Recorded data
+ + + + +

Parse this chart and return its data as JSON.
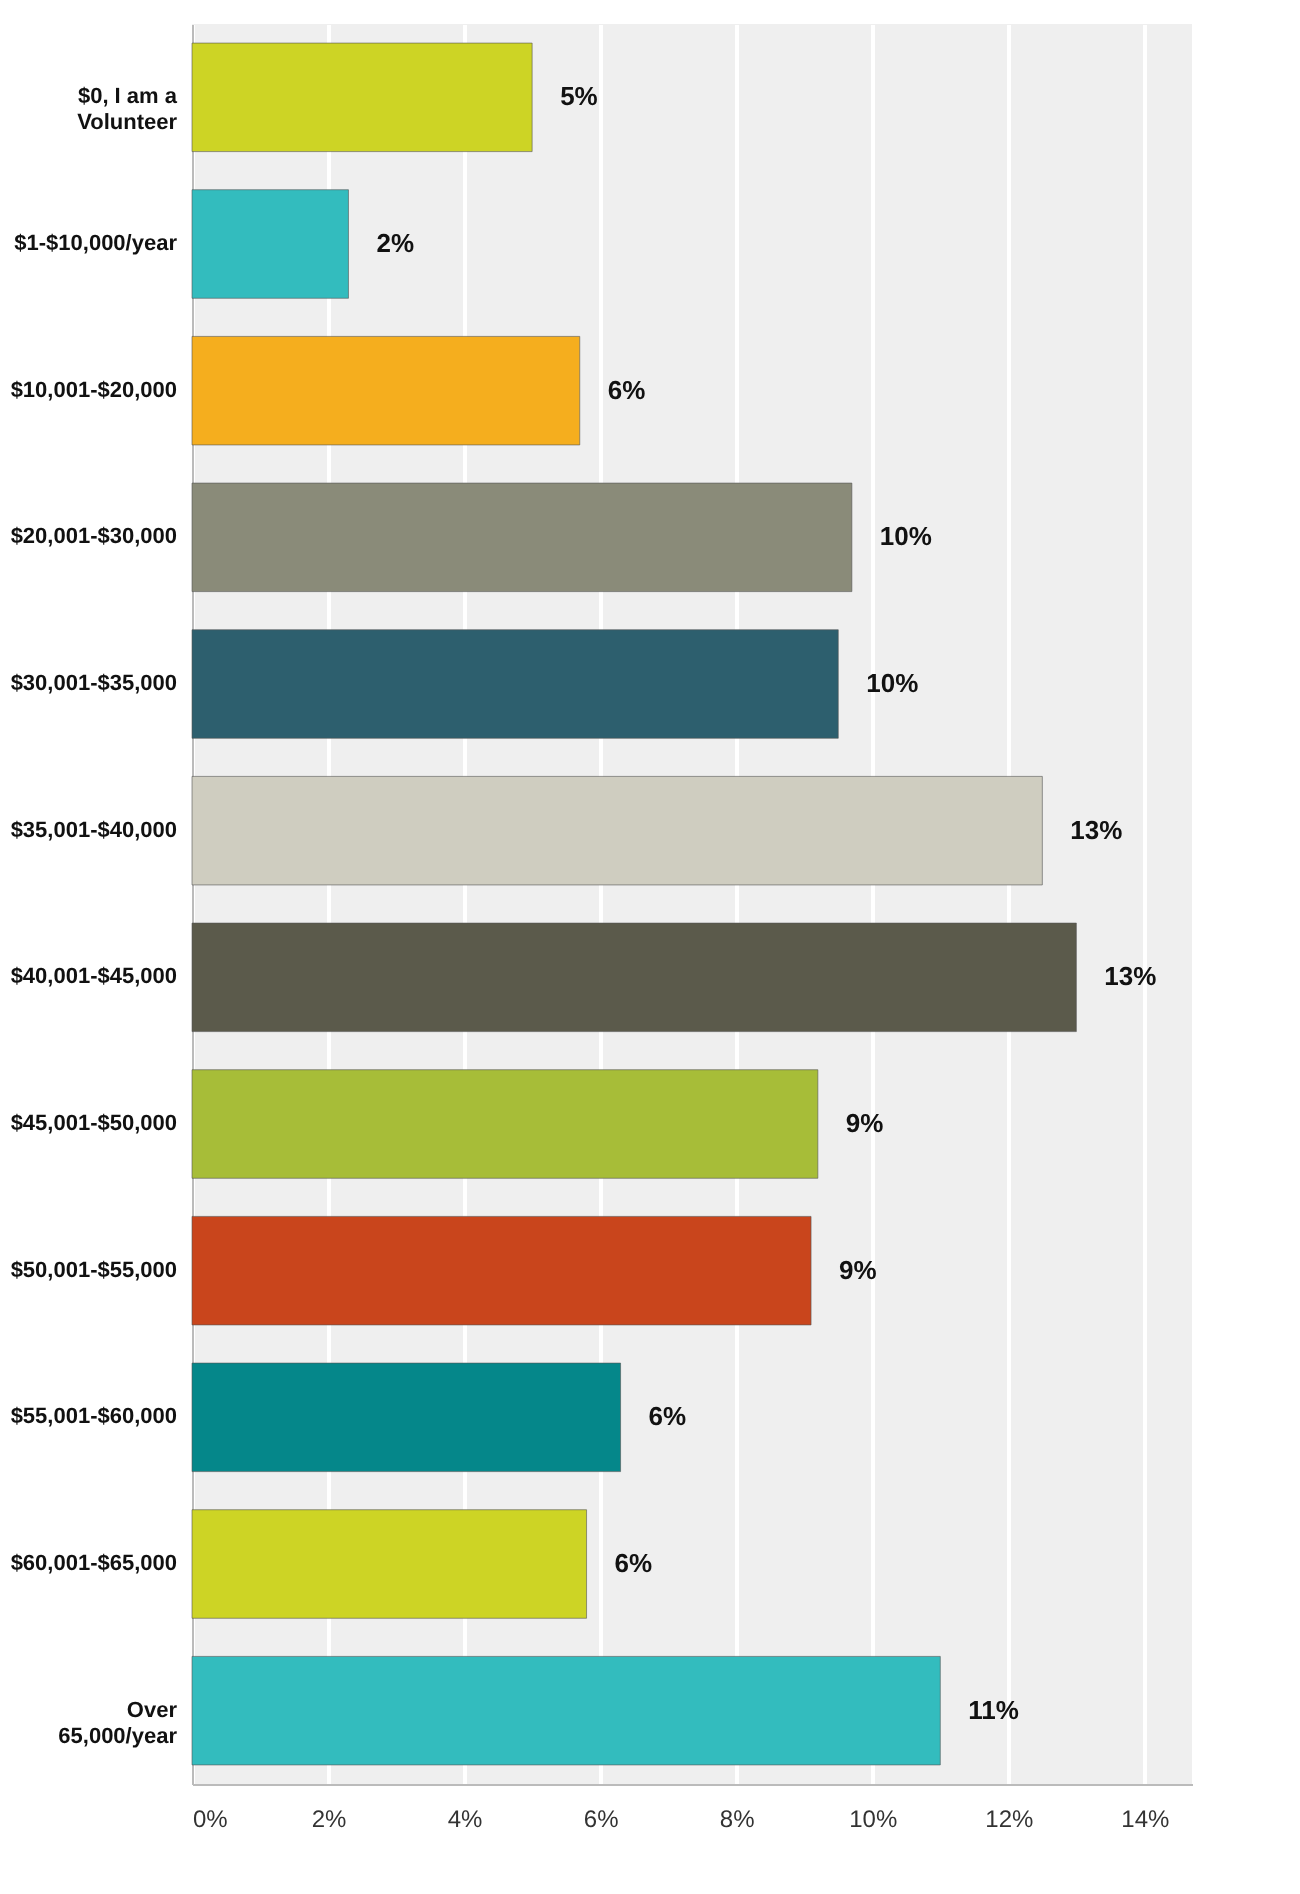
{
  "chart_data": {
    "type": "bar",
    "orientation": "horizontal",
    "categories": [
      "$0, I am a Volunteer",
      "$1-$10,000/year",
      "$10,001-$20,000",
      "$20,001-$30,000",
      "$30,001-$35,000",
      "$35,001-$40,000",
      "$40,001-$45,000",
      "$45,001-$50,000",
      "$50,001-$55,000",
      "$55,001-$60,000",
      "$60,001-$65,000",
      "Over 65,000/year"
    ],
    "values": [
      5.0,
      2.3,
      5.7,
      9.7,
      9.5,
      12.5,
      13.0,
      9.2,
      9.1,
      6.3,
      5.8,
      11.0
    ],
    "colors": [
      "#cdd425",
      "#33bcbe",
      "#f5ae1e",
      "#8a8b79",
      "#2d5f6e",
      "#cfcdc0",
      "#5b5a4b",
      "#a7bd38",
      "#c9451c",
      "#05878a",
      "#cdd425",
      "#33bcbe"
    ],
    "value_labels": [
      "5%",
      "2%",
      "6%",
      "10%",
      "10%",
      "13%",
      "13%",
      "9%",
      "9%",
      "6%",
      "6%",
      "11%"
    ],
    "xlim": [
      0,
      14.7
    ],
    "xticks": [
      {
        "value": 0,
        "label": "0%"
      },
      {
        "value": 2,
        "label": "2%"
      },
      {
        "value": 4,
        "label": "4%"
      },
      {
        "value": 6,
        "label": "6%"
      },
      {
        "value": 8,
        "label": "8%"
      },
      {
        "value": 10,
        "label": "10%"
      },
      {
        "value": 12,
        "label": "12%"
      },
      {
        "value": 14,
        "label": "14%"
      }
    ],
    "grid": "x"
  }
}
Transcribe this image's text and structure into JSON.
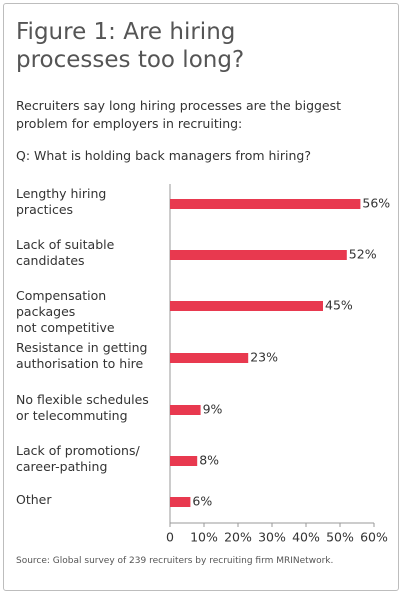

+ + + + +

**What the task requires:**
From the entries above, copy each line holding "this".

**Reply:**
Parse this chart and return its data as JSON.
Transcribe this image's text and structure into JSON.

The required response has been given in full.